*Short task*
What is the number of lines in these entries that contain "ffffff"? State it alone.

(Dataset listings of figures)
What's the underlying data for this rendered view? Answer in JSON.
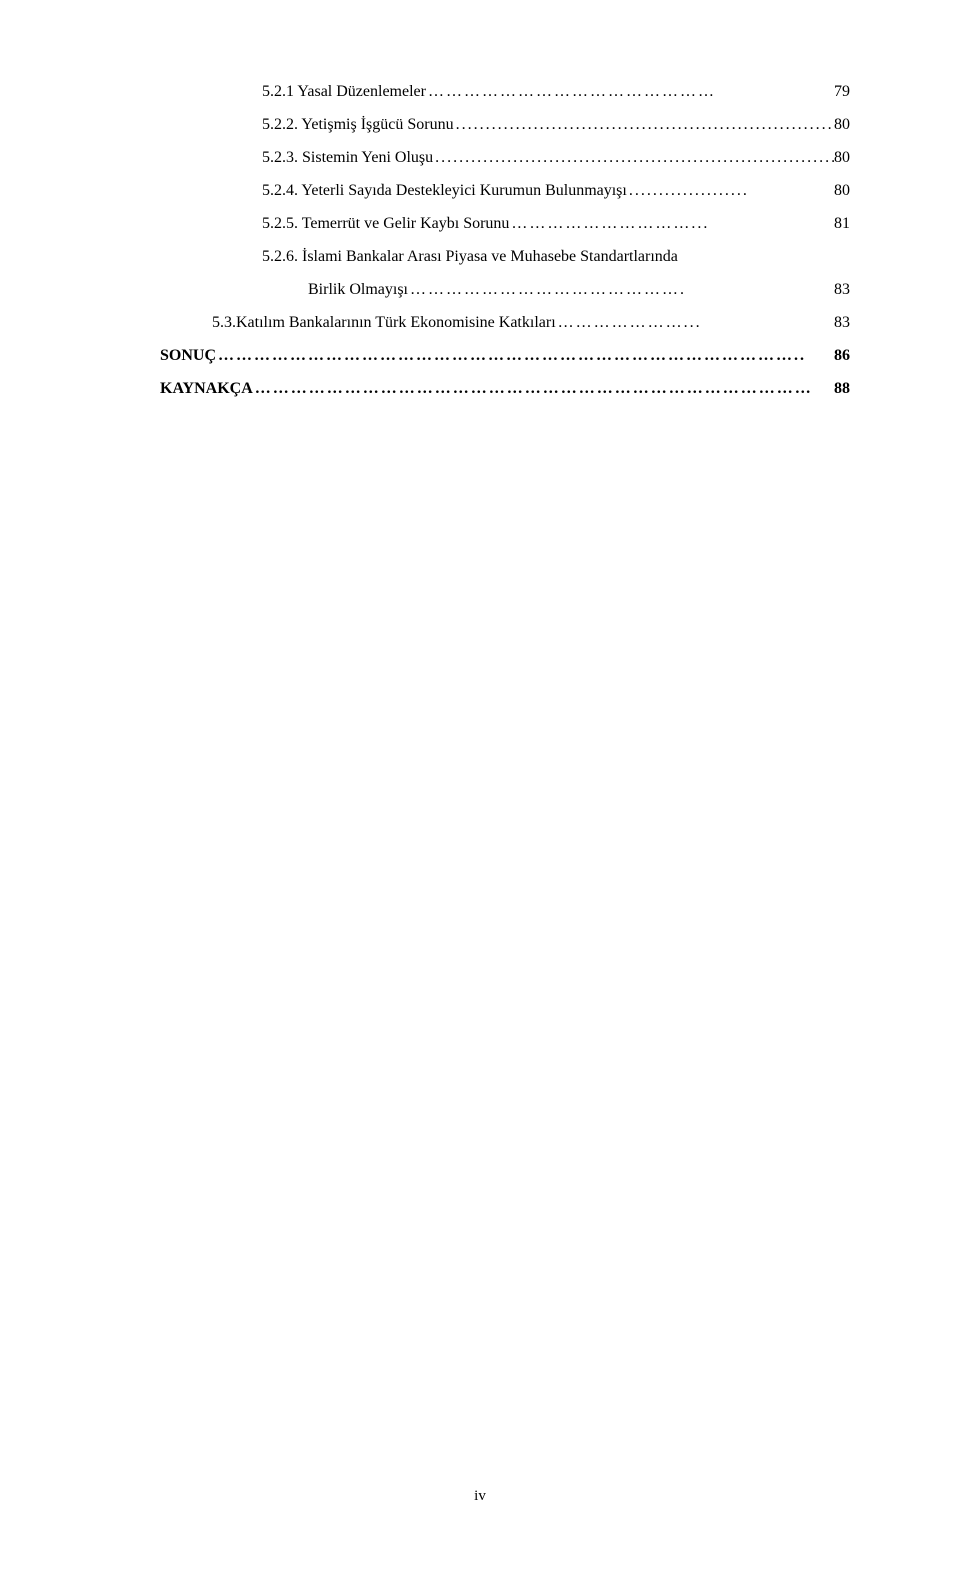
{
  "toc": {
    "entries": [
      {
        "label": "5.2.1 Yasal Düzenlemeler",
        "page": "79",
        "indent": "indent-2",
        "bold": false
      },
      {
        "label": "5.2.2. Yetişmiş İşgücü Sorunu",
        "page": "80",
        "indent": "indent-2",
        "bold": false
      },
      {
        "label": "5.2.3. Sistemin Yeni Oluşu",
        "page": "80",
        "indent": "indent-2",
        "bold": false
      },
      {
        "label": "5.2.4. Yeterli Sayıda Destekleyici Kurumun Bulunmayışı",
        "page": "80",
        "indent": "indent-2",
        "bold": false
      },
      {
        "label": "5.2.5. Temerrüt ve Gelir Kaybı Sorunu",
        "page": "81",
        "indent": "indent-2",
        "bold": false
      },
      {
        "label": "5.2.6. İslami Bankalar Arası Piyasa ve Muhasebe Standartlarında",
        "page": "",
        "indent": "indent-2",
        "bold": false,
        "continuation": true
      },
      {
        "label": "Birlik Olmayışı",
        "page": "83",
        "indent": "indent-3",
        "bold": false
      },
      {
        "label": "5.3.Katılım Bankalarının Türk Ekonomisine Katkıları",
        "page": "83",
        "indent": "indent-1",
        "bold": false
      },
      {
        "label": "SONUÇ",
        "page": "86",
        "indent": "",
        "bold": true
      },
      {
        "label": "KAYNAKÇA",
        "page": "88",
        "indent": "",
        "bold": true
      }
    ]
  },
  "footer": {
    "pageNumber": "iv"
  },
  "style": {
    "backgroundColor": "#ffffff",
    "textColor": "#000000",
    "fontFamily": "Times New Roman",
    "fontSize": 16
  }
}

--

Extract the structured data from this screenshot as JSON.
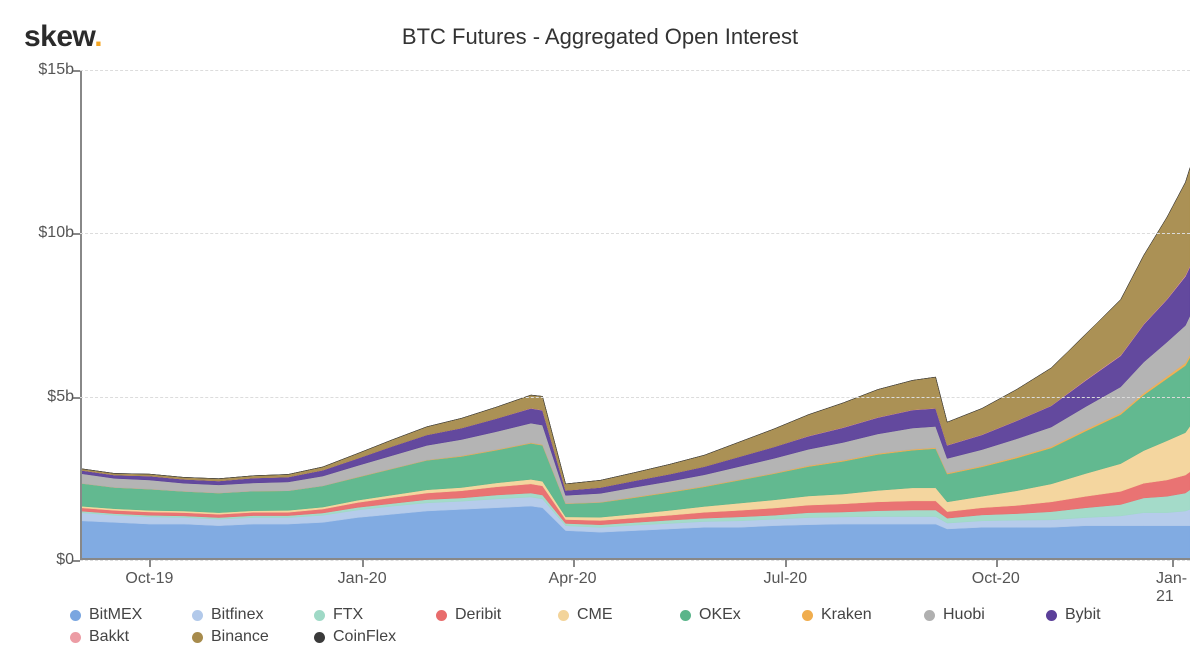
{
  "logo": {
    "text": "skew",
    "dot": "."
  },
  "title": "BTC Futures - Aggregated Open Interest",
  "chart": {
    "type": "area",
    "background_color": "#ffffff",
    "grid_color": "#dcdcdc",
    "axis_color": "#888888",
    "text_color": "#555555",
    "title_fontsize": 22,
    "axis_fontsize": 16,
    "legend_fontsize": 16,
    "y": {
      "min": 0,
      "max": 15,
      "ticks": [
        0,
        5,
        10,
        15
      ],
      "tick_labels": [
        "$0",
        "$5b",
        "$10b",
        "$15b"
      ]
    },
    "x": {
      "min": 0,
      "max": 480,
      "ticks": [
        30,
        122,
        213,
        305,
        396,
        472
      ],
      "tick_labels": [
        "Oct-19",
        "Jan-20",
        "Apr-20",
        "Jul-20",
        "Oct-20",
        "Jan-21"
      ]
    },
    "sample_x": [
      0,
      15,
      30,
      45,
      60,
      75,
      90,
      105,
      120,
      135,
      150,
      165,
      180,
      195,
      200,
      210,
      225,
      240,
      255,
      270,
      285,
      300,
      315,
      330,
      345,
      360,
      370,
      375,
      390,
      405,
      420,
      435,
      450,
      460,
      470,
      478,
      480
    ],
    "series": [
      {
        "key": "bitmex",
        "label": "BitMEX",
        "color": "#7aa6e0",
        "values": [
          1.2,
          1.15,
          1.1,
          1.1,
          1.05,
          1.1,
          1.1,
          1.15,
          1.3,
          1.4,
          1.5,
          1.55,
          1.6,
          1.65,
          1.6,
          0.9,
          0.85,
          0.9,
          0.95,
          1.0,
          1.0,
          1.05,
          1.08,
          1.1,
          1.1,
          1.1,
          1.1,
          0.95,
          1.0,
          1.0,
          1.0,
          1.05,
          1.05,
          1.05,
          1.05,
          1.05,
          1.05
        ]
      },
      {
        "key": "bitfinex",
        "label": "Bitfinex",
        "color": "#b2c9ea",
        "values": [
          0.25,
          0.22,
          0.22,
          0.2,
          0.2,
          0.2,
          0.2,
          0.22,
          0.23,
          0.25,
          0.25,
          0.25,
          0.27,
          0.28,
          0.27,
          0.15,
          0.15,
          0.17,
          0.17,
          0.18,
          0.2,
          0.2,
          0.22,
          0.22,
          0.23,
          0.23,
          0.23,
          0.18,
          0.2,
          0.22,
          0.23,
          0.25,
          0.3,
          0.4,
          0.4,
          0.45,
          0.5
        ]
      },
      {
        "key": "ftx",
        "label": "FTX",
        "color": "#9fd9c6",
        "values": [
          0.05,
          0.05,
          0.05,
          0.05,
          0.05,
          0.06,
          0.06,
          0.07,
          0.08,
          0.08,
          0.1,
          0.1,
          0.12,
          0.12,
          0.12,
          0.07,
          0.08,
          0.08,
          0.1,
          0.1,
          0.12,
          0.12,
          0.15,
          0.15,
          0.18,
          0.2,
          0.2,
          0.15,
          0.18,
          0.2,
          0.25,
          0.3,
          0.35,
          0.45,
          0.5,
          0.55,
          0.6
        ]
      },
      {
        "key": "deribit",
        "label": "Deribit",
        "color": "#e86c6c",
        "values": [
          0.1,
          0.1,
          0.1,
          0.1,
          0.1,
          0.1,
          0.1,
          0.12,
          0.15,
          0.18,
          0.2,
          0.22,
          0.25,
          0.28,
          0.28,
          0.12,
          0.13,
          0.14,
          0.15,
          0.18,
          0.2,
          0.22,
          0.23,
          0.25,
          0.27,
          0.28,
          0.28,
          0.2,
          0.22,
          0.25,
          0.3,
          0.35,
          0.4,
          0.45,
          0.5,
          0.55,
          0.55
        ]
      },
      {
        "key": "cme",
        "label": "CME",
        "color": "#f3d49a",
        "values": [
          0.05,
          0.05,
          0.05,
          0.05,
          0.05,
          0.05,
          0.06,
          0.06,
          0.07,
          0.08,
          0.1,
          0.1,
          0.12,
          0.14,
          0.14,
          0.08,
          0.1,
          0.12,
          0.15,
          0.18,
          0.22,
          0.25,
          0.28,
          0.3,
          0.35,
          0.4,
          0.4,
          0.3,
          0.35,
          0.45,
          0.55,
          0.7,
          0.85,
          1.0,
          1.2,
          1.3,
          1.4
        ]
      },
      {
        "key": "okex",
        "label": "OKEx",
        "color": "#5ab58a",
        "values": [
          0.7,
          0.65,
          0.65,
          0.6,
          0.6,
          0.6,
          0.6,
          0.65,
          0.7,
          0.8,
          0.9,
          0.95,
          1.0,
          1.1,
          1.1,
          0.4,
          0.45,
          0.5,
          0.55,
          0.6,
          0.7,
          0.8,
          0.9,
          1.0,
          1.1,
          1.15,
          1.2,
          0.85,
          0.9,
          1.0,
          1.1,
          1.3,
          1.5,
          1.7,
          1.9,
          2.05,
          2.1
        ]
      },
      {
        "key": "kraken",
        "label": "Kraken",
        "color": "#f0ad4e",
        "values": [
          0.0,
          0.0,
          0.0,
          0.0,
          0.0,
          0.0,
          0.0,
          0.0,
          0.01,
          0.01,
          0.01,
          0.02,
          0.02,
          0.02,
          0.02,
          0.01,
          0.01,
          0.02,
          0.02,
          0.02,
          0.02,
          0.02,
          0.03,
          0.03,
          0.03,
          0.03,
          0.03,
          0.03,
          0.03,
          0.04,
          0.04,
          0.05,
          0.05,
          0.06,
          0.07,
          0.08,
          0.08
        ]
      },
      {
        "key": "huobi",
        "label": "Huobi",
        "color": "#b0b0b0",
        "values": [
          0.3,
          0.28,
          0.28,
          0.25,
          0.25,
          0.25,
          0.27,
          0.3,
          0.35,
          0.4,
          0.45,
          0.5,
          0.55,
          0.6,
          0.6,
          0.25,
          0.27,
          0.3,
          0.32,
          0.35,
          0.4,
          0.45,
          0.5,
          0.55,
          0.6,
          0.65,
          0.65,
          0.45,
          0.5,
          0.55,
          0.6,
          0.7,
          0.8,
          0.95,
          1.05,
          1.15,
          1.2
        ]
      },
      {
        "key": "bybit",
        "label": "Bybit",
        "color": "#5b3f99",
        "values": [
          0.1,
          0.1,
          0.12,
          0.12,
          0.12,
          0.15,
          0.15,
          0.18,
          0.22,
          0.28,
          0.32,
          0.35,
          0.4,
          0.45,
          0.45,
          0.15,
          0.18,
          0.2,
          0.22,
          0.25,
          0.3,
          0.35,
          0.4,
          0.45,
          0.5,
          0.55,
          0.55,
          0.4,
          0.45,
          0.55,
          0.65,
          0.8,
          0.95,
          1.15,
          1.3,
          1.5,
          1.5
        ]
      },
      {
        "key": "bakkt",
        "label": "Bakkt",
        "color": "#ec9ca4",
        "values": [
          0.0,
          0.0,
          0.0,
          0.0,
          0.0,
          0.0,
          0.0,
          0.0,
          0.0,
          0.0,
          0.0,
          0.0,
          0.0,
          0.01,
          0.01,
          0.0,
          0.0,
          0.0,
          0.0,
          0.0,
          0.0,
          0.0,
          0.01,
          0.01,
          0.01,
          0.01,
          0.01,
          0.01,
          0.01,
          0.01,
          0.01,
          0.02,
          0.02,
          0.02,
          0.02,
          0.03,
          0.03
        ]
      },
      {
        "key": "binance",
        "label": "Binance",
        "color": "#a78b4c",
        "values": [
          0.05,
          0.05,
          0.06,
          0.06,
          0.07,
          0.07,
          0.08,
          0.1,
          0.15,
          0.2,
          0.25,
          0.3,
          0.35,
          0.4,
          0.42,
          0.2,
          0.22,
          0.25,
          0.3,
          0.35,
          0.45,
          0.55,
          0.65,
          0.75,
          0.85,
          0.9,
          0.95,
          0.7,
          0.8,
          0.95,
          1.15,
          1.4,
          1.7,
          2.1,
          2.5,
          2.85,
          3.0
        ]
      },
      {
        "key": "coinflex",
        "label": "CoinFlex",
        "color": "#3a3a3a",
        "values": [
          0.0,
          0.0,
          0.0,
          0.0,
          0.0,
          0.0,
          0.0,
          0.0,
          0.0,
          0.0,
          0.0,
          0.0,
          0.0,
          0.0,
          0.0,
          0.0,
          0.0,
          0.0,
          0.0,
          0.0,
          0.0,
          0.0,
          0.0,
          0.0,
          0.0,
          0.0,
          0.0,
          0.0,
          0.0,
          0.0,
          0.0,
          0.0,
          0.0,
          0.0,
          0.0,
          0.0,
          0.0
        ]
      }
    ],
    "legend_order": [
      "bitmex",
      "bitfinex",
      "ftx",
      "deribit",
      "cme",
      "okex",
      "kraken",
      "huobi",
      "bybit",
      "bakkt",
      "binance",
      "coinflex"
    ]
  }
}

*Reply*
2